_INSTRUCTION_
Identify and copy all lines of the material where the string "competitive" is found.

Dataset items:

..............................

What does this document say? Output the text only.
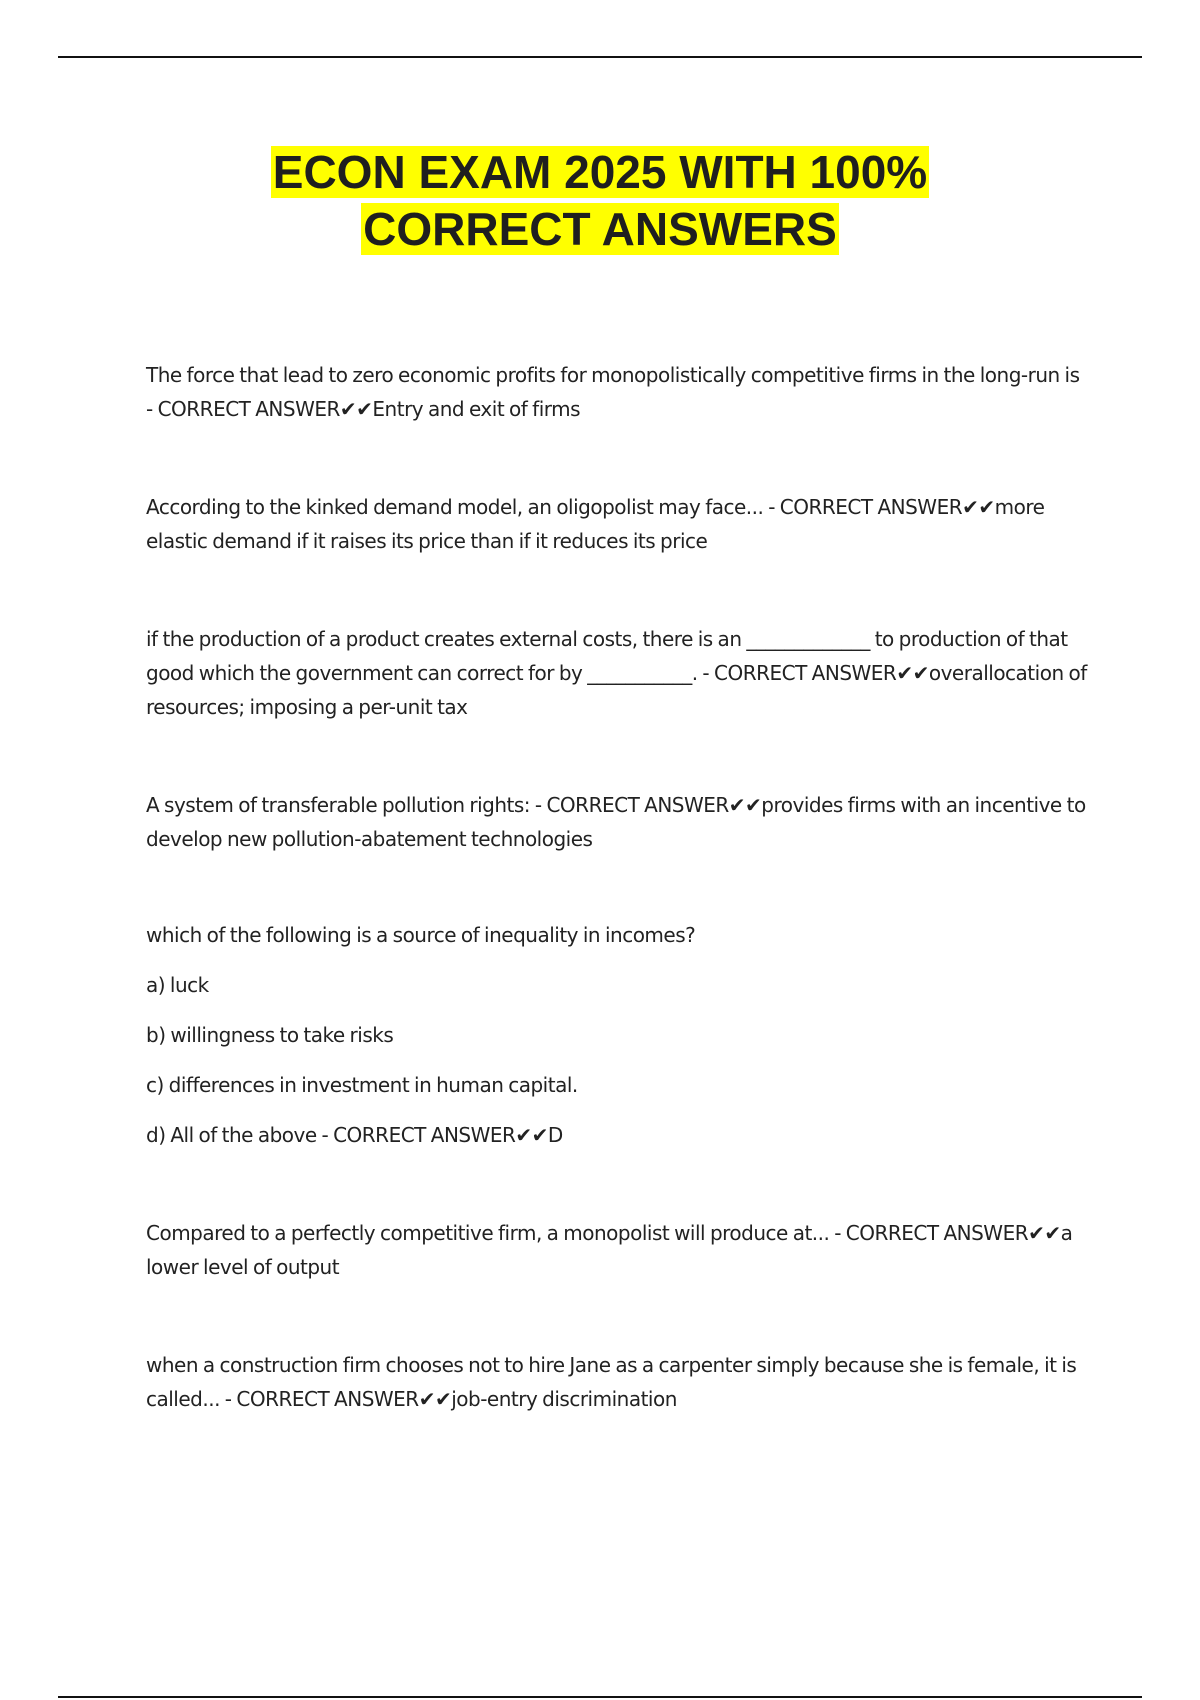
ECON EXAM 2025 WITH 100%
CORRECT ANSWERS

The force that lead to zero economic profits for monopolistically competitive firms in the long-run is - CORRECT ANSWER✔✔Entry and exit of firms

According to the kinked demand model, an oligopolist may face... - CORRECT ANSWER✔✔more elastic demand if it raises its price than if it reduces its price

if the production of a product creates external costs, there is an _____________ to production of that good which the government can correct for by ___________. - CORRECT ANSWER✔✔overallocation of resources; imposing a per-unit tax

A system of transferable pollution rights: - CORRECT ANSWER✔✔provides firms with an incentive to develop new pollution-abatement technologies

which of the following is a source of inequality in incomes?

a) luck

b) willingness to take risks

c) differences in investment in human capital.

d) All of the above - CORRECT ANSWER✔✔D

Compared to a perfectly competitive firm, a monopolist will produce at... - CORRECT ANSWER✔✔a lower level of output

when a construction firm chooses not to hire Jane as a carpenter simply because she is female, it is called... - CORRECT ANSWER✔✔job-entry discrimination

..............................

_SOLUTION_
The force that lead to zero economic profits for monopolistically competitive firms in the long-run is - CORRECT ANSWER✔✔Entry and exit of firms
Compared to a perfectly competitive firm, a monopolist will produce at... - CORRECT ANSWER✔✔a lower level of output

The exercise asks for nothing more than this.